>> Begin

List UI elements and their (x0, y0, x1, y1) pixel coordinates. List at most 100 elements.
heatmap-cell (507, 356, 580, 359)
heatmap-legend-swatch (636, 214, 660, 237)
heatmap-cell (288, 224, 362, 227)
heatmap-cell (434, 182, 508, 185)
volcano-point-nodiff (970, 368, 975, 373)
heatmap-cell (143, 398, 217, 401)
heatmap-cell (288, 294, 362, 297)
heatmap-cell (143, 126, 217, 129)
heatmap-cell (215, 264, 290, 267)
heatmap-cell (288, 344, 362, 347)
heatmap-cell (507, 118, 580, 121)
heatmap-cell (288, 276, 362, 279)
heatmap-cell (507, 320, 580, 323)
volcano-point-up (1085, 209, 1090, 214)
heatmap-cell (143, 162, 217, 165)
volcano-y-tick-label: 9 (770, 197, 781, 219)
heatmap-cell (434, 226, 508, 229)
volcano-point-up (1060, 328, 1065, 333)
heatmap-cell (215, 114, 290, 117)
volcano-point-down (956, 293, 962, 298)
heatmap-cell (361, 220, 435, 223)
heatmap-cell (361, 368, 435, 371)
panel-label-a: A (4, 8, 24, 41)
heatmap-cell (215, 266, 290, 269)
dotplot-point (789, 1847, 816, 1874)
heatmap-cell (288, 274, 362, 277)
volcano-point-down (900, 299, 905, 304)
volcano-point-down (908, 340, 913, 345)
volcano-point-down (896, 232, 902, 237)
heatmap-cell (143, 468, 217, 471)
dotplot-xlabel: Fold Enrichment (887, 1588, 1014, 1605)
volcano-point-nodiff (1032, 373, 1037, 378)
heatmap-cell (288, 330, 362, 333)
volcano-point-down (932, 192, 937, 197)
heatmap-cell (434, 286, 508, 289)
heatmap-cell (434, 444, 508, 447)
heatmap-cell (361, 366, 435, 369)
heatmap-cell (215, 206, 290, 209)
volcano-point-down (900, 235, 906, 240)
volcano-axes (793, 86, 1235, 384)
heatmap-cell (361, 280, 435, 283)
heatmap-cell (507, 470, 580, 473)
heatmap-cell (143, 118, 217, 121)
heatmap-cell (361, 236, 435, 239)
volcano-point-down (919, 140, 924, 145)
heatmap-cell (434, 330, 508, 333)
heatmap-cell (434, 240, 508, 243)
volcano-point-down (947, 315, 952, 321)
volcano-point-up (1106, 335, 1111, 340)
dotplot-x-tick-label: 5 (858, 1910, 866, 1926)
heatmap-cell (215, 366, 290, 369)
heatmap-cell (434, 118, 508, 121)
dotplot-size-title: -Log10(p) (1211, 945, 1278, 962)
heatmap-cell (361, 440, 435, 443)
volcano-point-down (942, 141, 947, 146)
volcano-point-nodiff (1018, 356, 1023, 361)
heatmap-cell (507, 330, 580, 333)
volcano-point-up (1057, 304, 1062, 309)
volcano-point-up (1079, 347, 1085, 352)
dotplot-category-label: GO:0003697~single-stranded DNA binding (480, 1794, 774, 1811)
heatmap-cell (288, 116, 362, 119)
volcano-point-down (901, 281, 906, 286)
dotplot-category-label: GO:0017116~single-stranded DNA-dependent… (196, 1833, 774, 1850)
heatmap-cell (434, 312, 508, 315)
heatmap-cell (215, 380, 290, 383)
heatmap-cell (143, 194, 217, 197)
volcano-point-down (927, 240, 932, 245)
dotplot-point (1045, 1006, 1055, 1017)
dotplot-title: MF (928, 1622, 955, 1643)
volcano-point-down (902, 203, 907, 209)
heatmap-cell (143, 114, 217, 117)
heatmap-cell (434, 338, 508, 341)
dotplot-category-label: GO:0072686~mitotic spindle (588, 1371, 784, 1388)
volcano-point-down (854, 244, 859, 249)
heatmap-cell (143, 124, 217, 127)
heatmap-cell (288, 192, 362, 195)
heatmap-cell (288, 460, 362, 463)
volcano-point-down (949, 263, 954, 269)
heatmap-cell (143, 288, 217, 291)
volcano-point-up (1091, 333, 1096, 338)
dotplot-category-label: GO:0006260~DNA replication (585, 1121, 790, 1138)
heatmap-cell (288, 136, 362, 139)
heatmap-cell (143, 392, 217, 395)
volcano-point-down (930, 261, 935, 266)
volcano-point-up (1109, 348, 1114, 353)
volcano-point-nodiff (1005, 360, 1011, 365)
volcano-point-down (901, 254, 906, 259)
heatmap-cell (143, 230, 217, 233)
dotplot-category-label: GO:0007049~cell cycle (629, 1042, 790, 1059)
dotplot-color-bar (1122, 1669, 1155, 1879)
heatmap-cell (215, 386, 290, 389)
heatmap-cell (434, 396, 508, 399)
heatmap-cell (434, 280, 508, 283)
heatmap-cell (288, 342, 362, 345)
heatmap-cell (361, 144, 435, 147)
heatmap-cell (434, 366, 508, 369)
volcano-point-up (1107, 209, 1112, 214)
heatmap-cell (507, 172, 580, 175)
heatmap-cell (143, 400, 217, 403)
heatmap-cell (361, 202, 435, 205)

>> End

### DIRECTION
Rewrite the lines from the very first one through the line containing "heatmap-cell (143, 468, 217, 471)", putting "volcano-point-low" wherever "volcano-point-down" appears and changing nothing else.

### EXPECTED ANSWER
List UI elements and their (x0, y0, x1, y1) pixel coordinates. List at most 100 elements.
heatmap-cell (507, 356, 580, 359)
heatmap-legend-swatch (636, 214, 660, 237)
heatmap-cell (288, 224, 362, 227)
heatmap-cell (434, 182, 508, 185)
volcano-point-nodiff (970, 368, 975, 373)
heatmap-cell (143, 398, 217, 401)
heatmap-cell (288, 294, 362, 297)
heatmap-cell (143, 126, 217, 129)
heatmap-cell (215, 264, 290, 267)
heatmap-cell (288, 344, 362, 347)
heatmap-cell (507, 118, 580, 121)
heatmap-cell (288, 276, 362, 279)
heatmap-cell (507, 320, 580, 323)
volcano-point-up (1085, 209, 1090, 214)
heatmap-cell (143, 162, 217, 165)
volcano-y-tick-label: 9 (770, 197, 781, 219)
heatmap-cell (434, 226, 508, 229)
volcano-point-up (1060, 328, 1065, 333)
heatmap-cell (215, 114, 290, 117)
volcano-point-low (956, 293, 962, 298)
heatmap-cell (361, 220, 435, 223)
heatmap-cell (361, 368, 435, 371)
panel-label-a: A (4, 8, 24, 41)
heatmap-cell (215, 266, 290, 269)
dotplot-point (789, 1847, 816, 1874)
heatmap-cell (288, 274, 362, 277)
volcano-point-low (900, 299, 905, 304)
volcano-point-low (908, 340, 913, 345)
volcano-point-low (896, 232, 902, 237)
heatmap-cell (143, 468, 217, 471)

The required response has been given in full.